Emit the data below verbatim, stripping out any pictures.
ENTRIES start
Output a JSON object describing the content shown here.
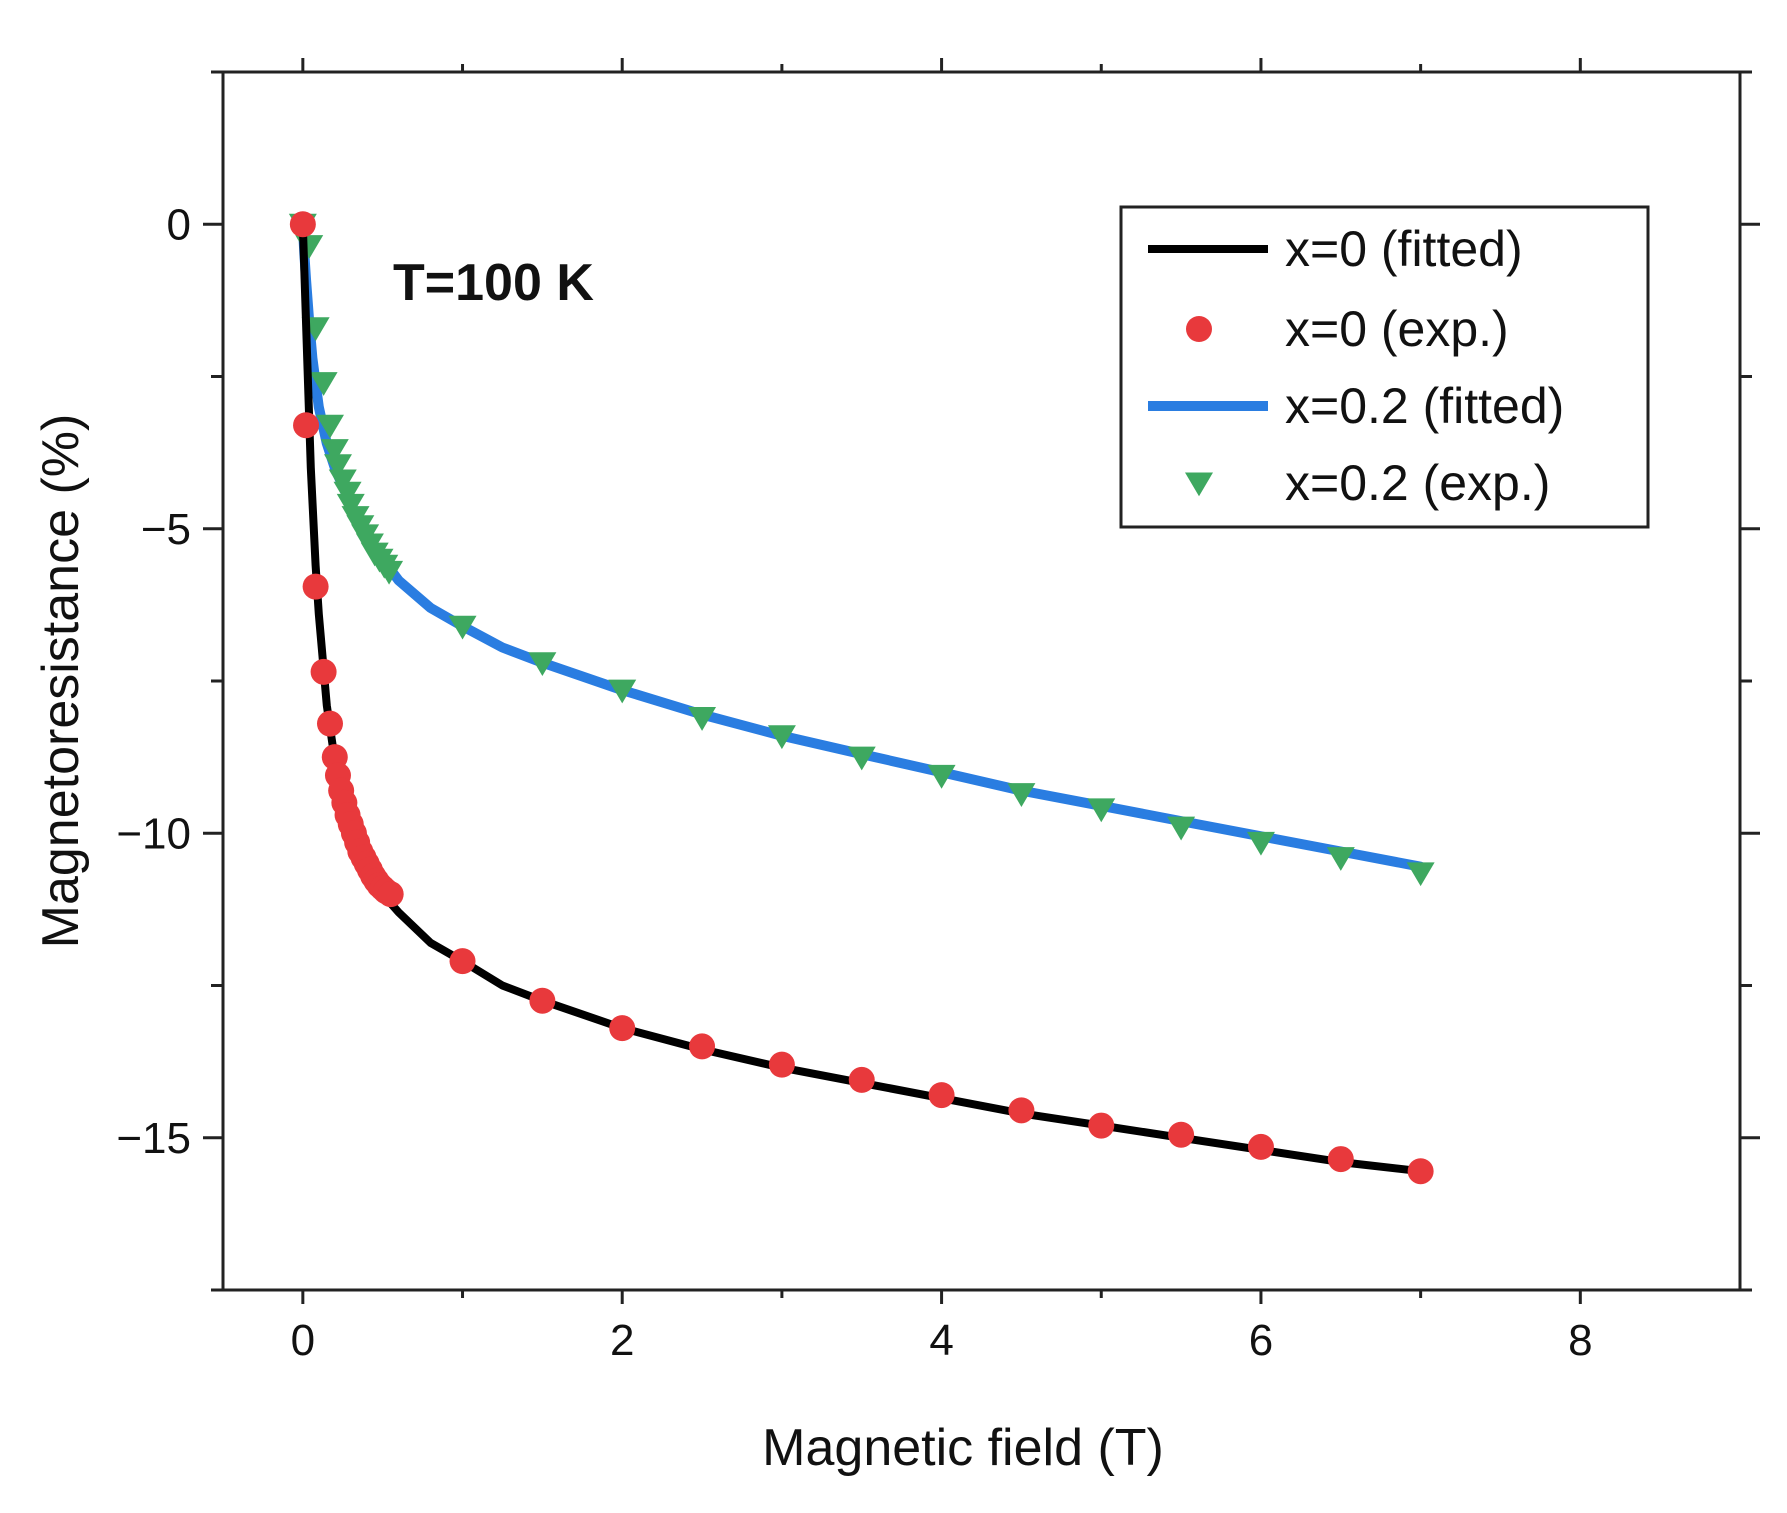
{
  "chart_data": {
    "type": "scatter",
    "title": "",
    "xlabel": "Magnetic field (T)",
    "ylabel": "Magnetoresistance (%)",
    "xlim": [
      -0.5,
      9
    ],
    "ylim": [
      -17.5,
      2.5
    ],
    "xticks": [
      0,
      2,
      4,
      6,
      8
    ],
    "xtick_labels": [
      "0",
      "2",
      "4",
      "6",
      "8"
    ],
    "yticks": [
      0,
      -5,
      -10,
      -15
    ],
    "ytick_labels": [
      "0",
      "−5",
      "−10",
      "−15"
    ],
    "annotation": "T=100 K",
    "legend_position": "top-right",
    "series": [
      {
        "name": "x=0 (fitted)",
        "style": "line",
        "color": "#000000",
        "x": [
          0.0,
          0.01,
          0.02,
          0.03,
          0.05,
          0.08,
          0.1,
          0.15,
          0.2,
          0.25,
          0.3,
          0.4,
          0.5,
          0.6,
          0.8,
          1.0,
          1.25,
          1.5,
          2.0,
          2.5,
          3.0,
          3.5,
          4.0,
          4.5,
          5.0,
          5.5,
          6.0,
          6.5,
          7.0
        ],
        "y": [
          0.0,
          -0.8,
          -1.6,
          -2.4,
          -4.0,
          -5.6,
          -6.4,
          -7.9,
          -8.8,
          -9.4,
          -9.9,
          -10.6,
          -11.0,
          -11.3,
          -11.8,
          -12.1,
          -12.5,
          -12.75,
          -13.2,
          -13.55,
          -13.85,
          -14.1,
          -14.35,
          -14.6,
          -14.8,
          -15.0,
          -15.2,
          -15.4,
          -15.55
        ]
      },
      {
        "name": "x=0 (exp.)",
        "style": "circle",
        "color": "#e8393c",
        "x": [
          0.0,
          0.02,
          0.08,
          0.13,
          0.17,
          0.2,
          0.22,
          0.24,
          0.26,
          0.28,
          0.3,
          0.32,
          0.34,
          0.36,
          0.38,
          0.4,
          0.42,
          0.44,
          0.46,
          0.48,
          0.5,
          0.52,
          0.55,
          1.0,
          1.5,
          2.0,
          2.5,
          3.0,
          3.5,
          4.0,
          4.5,
          5.0,
          5.5,
          6.0,
          6.5,
          7.0
        ],
        "y": [
          0.0,
          -3.3,
          -5.95,
          -7.35,
          -8.2,
          -8.75,
          -9.05,
          -9.3,
          -9.5,
          -9.7,
          -9.85,
          -10.0,
          -10.15,
          -10.3,
          -10.4,
          -10.5,
          -10.6,
          -10.7,
          -10.78,
          -10.85,
          -10.9,
          -10.95,
          -11.0,
          -12.1,
          -12.75,
          -13.2,
          -13.5,
          -13.8,
          -14.05,
          -14.3,
          -14.55,
          -14.8,
          -14.95,
          -15.15,
          -15.35,
          -15.55
        ]
      },
      {
        "name": "x=0.2 (fitted)",
        "style": "line",
        "color": "#2a7de1",
        "x": [
          0.0,
          0.01,
          0.02,
          0.04,
          0.06,
          0.08,
          0.1,
          0.15,
          0.2,
          0.3,
          0.4,
          0.5,
          0.6,
          0.8,
          1.0,
          1.25,
          1.5,
          2.0,
          2.5,
          3.0,
          3.5,
          4.0,
          4.5,
          5.0,
          5.5,
          6.0,
          6.5,
          7.0
        ],
        "y": [
          0.0,
          -0.5,
          -0.9,
          -1.6,
          -2.2,
          -2.6,
          -3.0,
          -3.6,
          -4.0,
          -4.6,
          -5.1,
          -5.5,
          -5.85,
          -6.3,
          -6.6,
          -6.95,
          -7.2,
          -7.65,
          -8.05,
          -8.4,
          -8.7,
          -9.0,
          -9.3,
          -9.55,
          -9.8,
          -10.05,
          -10.3,
          -10.55
        ]
      },
      {
        "name": "x=0.2 (exp.)",
        "style": "triangle-down",
        "color": "#3ea860",
        "x": [
          0.0,
          0.04,
          0.08,
          0.13,
          0.17,
          0.2,
          0.22,
          0.25,
          0.28,
          0.3,
          0.33,
          0.36,
          0.39,
          0.42,
          0.45,
          0.48,
          0.51,
          0.54,
          1.0,
          1.5,
          2.0,
          2.5,
          3.0,
          3.5,
          4.0,
          4.5,
          5.0,
          5.5,
          6.0,
          6.5,
          7.0
        ],
        "y": [
          0.0,
          -0.35,
          -1.7,
          -2.6,
          -3.3,
          -3.7,
          -3.95,
          -4.2,
          -4.4,
          -4.6,
          -4.8,
          -4.95,
          -5.1,
          -5.25,
          -5.4,
          -5.5,
          -5.6,
          -5.7,
          -6.6,
          -7.2,
          -7.65,
          -8.1,
          -8.4,
          -8.75,
          -9.05,
          -9.35,
          -9.6,
          -9.9,
          -10.15,
          -10.4,
          -10.65
        ]
      }
    ]
  }
}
ENTRIES end
SOLUTION -
Output a JSON object describing the content shown here.
{
  "chart_data": {
    "type": "scatter",
    "title": "",
    "xlabel": "Magnetic field (T)",
    "ylabel": "Magnetoresistance (%)",
    "xlim": [
      -0.5,
      9
    ],
    "ylim": [
      -17.5,
      2.5
    ],
    "xticks": [
      0,
      2,
      4,
      6,
      8
    ],
    "xtick_labels": [
      "0",
      "2",
      "4",
      "6",
      "8"
    ],
    "yticks": [
      0,
      -5,
      -10,
      -15
    ],
    "ytick_labels": [
      "0",
      "−5",
      "−10",
      "−15"
    ],
    "annotation": "T=100 K",
    "legend_position": "top-right",
    "series": [
      {
        "name": "x=0 (fitted)",
        "style": "line",
        "color": "#000000",
        "x": [
          0.0,
          0.01,
          0.02,
          0.03,
          0.05,
          0.08,
          0.1,
          0.15,
          0.2,
          0.25,
          0.3,
          0.4,
          0.5,
          0.6,
          0.8,
          1.0,
          1.25,
          1.5,
          2.0,
          2.5,
          3.0,
          3.5,
          4.0,
          4.5,
          5.0,
          5.5,
          6.0,
          6.5,
          7.0
        ],
        "y": [
          0.0,
          -0.8,
          -1.6,
          -2.4,
          -4.0,
          -5.6,
          -6.4,
          -7.9,
          -8.8,
          -9.4,
          -9.9,
          -10.6,
          -11.0,
          -11.3,
          -11.8,
          -12.1,
          -12.5,
          -12.75,
          -13.2,
          -13.55,
          -13.85,
          -14.1,
          -14.35,
          -14.6,
          -14.8,
          -15.0,
          -15.2,
          -15.4,
          -15.55
        ]
      },
      {
        "name": "x=0 (exp.)",
        "style": "circle",
        "color": "#e8393c",
        "x": [
          0.0,
          0.02,
          0.08,
          0.13,
          0.17,
          0.2,
          0.22,
          0.24,
          0.26,
          0.28,
          0.3,
          0.32,
          0.34,
          0.36,
          0.38,
          0.4,
          0.42,
          0.44,
          0.46,
          0.48,
          0.5,
          0.52,
          0.55,
          1.0,
          1.5,
          2.0,
          2.5,
          3.0,
          3.5,
          4.0,
          4.5,
          5.0,
          5.5,
          6.0,
          6.5,
          7.0
        ],
        "y": [
          0.0,
          -3.3,
          -5.95,
          -7.35,
          -8.2,
          -8.75,
          -9.05,
          -9.3,
          -9.5,
          -9.7,
          -9.85,
          -10.0,
          -10.15,
          -10.3,
          -10.4,
          -10.5,
          -10.6,
          -10.7,
          -10.78,
          -10.85,
          -10.9,
          -10.95,
          -11.0,
          -12.1,
          -12.75,
          -13.2,
          -13.5,
          -13.8,
          -14.05,
          -14.3,
          -14.55,
          -14.8,
          -14.95,
          -15.15,
          -15.35,
          -15.55
        ]
      },
      {
        "name": "x=0.2 (fitted)",
        "style": "line",
        "color": "#2a7de1",
        "x": [
          0.0,
          0.01,
          0.02,
          0.04,
          0.06,
          0.08,
          0.1,
          0.15,
          0.2,
          0.3,
          0.4,
          0.5,
          0.6,
          0.8,
          1.0,
          1.25,
          1.5,
          2.0,
          2.5,
          3.0,
          3.5,
          4.0,
          4.5,
          5.0,
          5.5,
          6.0,
          6.5,
          7.0
        ],
        "y": [
          0.0,
          -0.5,
          -0.9,
          -1.6,
          -2.2,
          -2.6,
          -3.0,
          -3.6,
          -4.0,
          -4.6,
          -5.1,
          -5.5,
          -5.85,
          -6.3,
          -6.6,
          -6.95,
          -7.2,
          -7.65,
          -8.05,
          -8.4,
          -8.7,
          -9.0,
          -9.3,
          -9.55,
          -9.8,
          -10.05,
          -10.3,
          -10.55
        ]
      },
      {
        "name": "x=0.2 (exp.)",
        "style": "triangle-down",
        "color": "#3ea860",
        "x": [
          0.0,
          0.04,
          0.08,
          0.13,
          0.17,
          0.2,
          0.22,
          0.25,
          0.28,
          0.3,
          0.33,
          0.36,
          0.39,
          0.42,
          0.45,
          0.48,
          0.51,
          0.54,
          1.0,
          1.5,
          2.0,
          2.5,
          3.0,
          3.5,
          4.0,
          4.5,
          5.0,
          5.5,
          6.0,
          6.5,
          7.0
        ],
        "y": [
          0.0,
          -0.35,
          -1.7,
          -2.6,
          -3.3,
          -3.7,
          -3.95,
          -4.2,
          -4.4,
          -4.6,
          -4.8,
          -4.95,
          -5.1,
          -5.25,
          -5.4,
          -5.5,
          -5.6,
          -5.7,
          -6.6,
          -7.2,
          -7.65,
          -8.1,
          -8.4,
          -8.75,
          -9.05,
          -9.35,
          -9.6,
          -9.9,
          -10.15,
          -10.4,
          -10.65
        ]
      }
    ]
  }
}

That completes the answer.